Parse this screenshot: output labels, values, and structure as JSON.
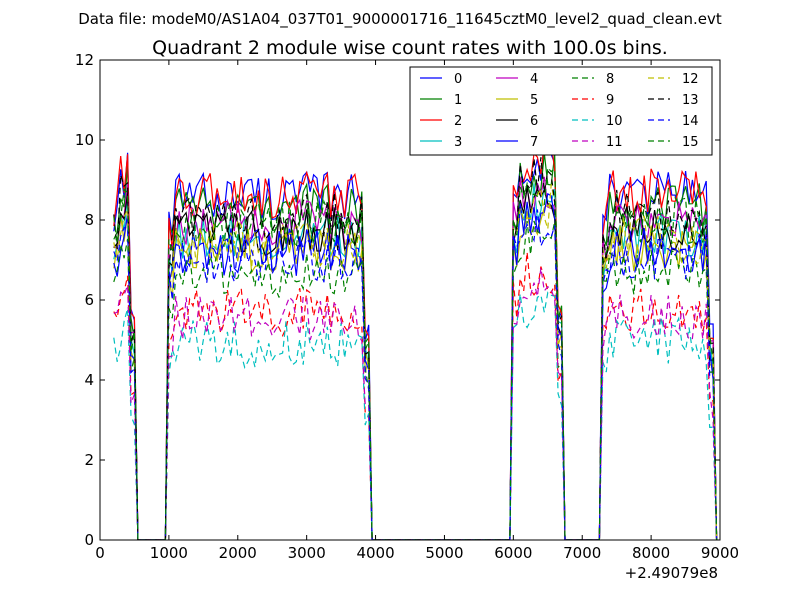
{
  "chart_data": {
    "type": "line",
    "suptitle": "Data file: modeM0/AS1A04_037T01_9000001716_11645cztM0_level2_quad_clean.evt",
    "title": "Quadrant 2 module wise count rates with 100.0s bins.",
    "xlabel": "",
    "ylabel": "",
    "x_offset_label": "+2.49079e8",
    "xlim": [
      0,
      9000
    ],
    "ylim": [
      0,
      12
    ],
    "x_ticks": [
      0,
      1000,
      2000,
      3000,
      4000,
      5000,
      6000,
      7000,
      8000,
      9000
    ],
    "y_ticks": [
      0,
      2,
      4,
      6,
      8,
      10,
      12
    ],
    "legend_position": "top-right",
    "legend_columns": 4,
    "bin_width_s": 100,
    "segments": [
      [
        200,
        500
      ],
      [
        1000,
        3900
      ],
      [
        6000,
        6700
      ],
      [
        7300,
        8900
      ]
    ],
    "series": [
      {
        "name": "0",
        "color": "#0000ff",
        "dash": "solid",
        "level": 8.6
      },
      {
        "name": "1",
        "color": "#008000",
        "dash": "solid",
        "level": 8.3
      },
      {
        "name": "2",
        "color": "#ff0000",
        "dash": "solid",
        "level": 8.6
      },
      {
        "name": "3",
        "color": "#00bfbf",
        "dash": "solid",
        "level": 7.6
      },
      {
        "name": "4",
        "color": "#bf00bf",
        "dash": "solid",
        "level": 7.9
      },
      {
        "name": "5",
        "color": "#bfbf00",
        "dash": "solid",
        "level": 7.2
      },
      {
        "name": "6",
        "color": "#000000",
        "dash": "solid",
        "level": 7.7
      },
      {
        "name": "7",
        "color": "#0000ff",
        "dash": "solid",
        "level": 7.2
      },
      {
        "name": "8",
        "color": "#008000",
        "dash": "dashed",
        "level": 6.6
      },
      {
        "name": "9",
        "color": "#ff0000",
        "dash": "dashed",
        "level": 5.7
      },
      {
        "name": "10",
        "color": "#00bfbf",
        "dash": "dashed",
        "level": 4.9
      },
      {
        "name": "11",
        "color": "#bf00bf",
        "dash": "dashed",
        "level": 5.5
      },
      {
        "name": "12",
        "color": "#bfbf00",
        "dash": "dashed",
        "level": 7.4
      },
      {
        "name": "13",
        "color": "#000000",
        "dash": "dashed",
        "level": 8.1
      },
      {
        "name": "14",
        "color": "#0000ff",
        "dash": "dashed",
        "level": 7.0
      },
      {
        "name": "15",
        "color": "#008000",
        "dash": "dashed",
        "level": 7.9
      }
    ]
  }
}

######

## Aim of the task:
Reproduce the material word for word. Any pictures should be left out of the copy.

## Full answer:
Parse this screenshot: output labels, values, and structure as JSON.
{
  "chart_data": {
    "type": "line",
    "suptitle": "Data file: modeM0/AS1A04_037T01_9000001716_11645cztM0_level2_quad_clean.evt",
    "title": "Quadrant 2 module wise count rates with 100.0s bins.",
    "xlabel": "",
    "ylabel": "",
    "x_offset_label": "+2.49079e8",
    "xlim": [
      0,
      9000
    ],
    "ylim": [
      0,
      12
    ],
    "x_ticks": [
      0,
      1000,
      2000,
      3000,
      4000,
      5000,
      6000,
      7000,
      8000,
      9000
    ],
    "y_ticks": [
      0,
      2,
      4,
      6,
      8,
      10,
      12
    ],
    "legend_position": "top-right",
    "legend_columns": 4,
    "bin_width_s": 100,
    "segments": [
      [
        200,
        500
      ],
      [
        1000,
        3900
      ],
      [
        6000,
        6700
      ],
      [
        7300,
        8900
      ]
    ],
    "series": [
      {
        "name": "0",
        "color": "#0000ff",
        "dash": "solid",
        "level": 8.6
      },
      {
        "name": "1",
        "color": "#008000",
        "dash": "solid",
        "level": 8.3
      },
      {
        "name": "2",
        "color": "#ff0000",
        "dash": "solid",
        "level": 8.6
      },
      {
        "name": "3",
        "color": "#00bfbf",
        "dash": "solid",
        "level": 7.6
      },
      {
        "name": "4",
        "color": "#bf00bf",
        "dash": "solid",
        "level": 7.9
      },
      {
        "name": "5",
        "color": "#bfbf00",
        "dash": "solid",
        "level": 7.2
      },
      {
        "name": "6",
        "color": "#000000",
        "dash": "solid",
        "level": 7.7
      },
      {
        "name": "7",
        "color": "#0000ff",
        "dash": "solid",
        "level": 7.2
      },
      {
        "name": "8",
        "color": "#008000",
        "dash": "dashed",
        "level": 6.6
      },
      {
        "name": "9",
        "color": "#ff0000",
        "dash": "dashed",
        "level": 5.7
      },
      {
        "name": "10",
        "color": "#00bfbf",
        "dash": "dashed",
        "level": 4.9
      },
      {
        "name": "11",
        "color": "#bf00bf",
        "dash": "dashed",
        "level": 5.5
      },
      {
        "name": "12",
        "color": "#bfbf00",
        "dash": "dashed",
        "level": 7.4
      },
      {
        "name": "13",
        "color": "#000000",
        "dash": "dashed",
        "level": 8.1
      },
      {
        "name": "14",
        "color": "#0000ff",
        "dash": "dashed",
        "level": 7.0
      },
      {
        "name": "15",
        "color": "#008000",
        "dash": "dashed",
        "level": 7.9
      }
    ]
  }
}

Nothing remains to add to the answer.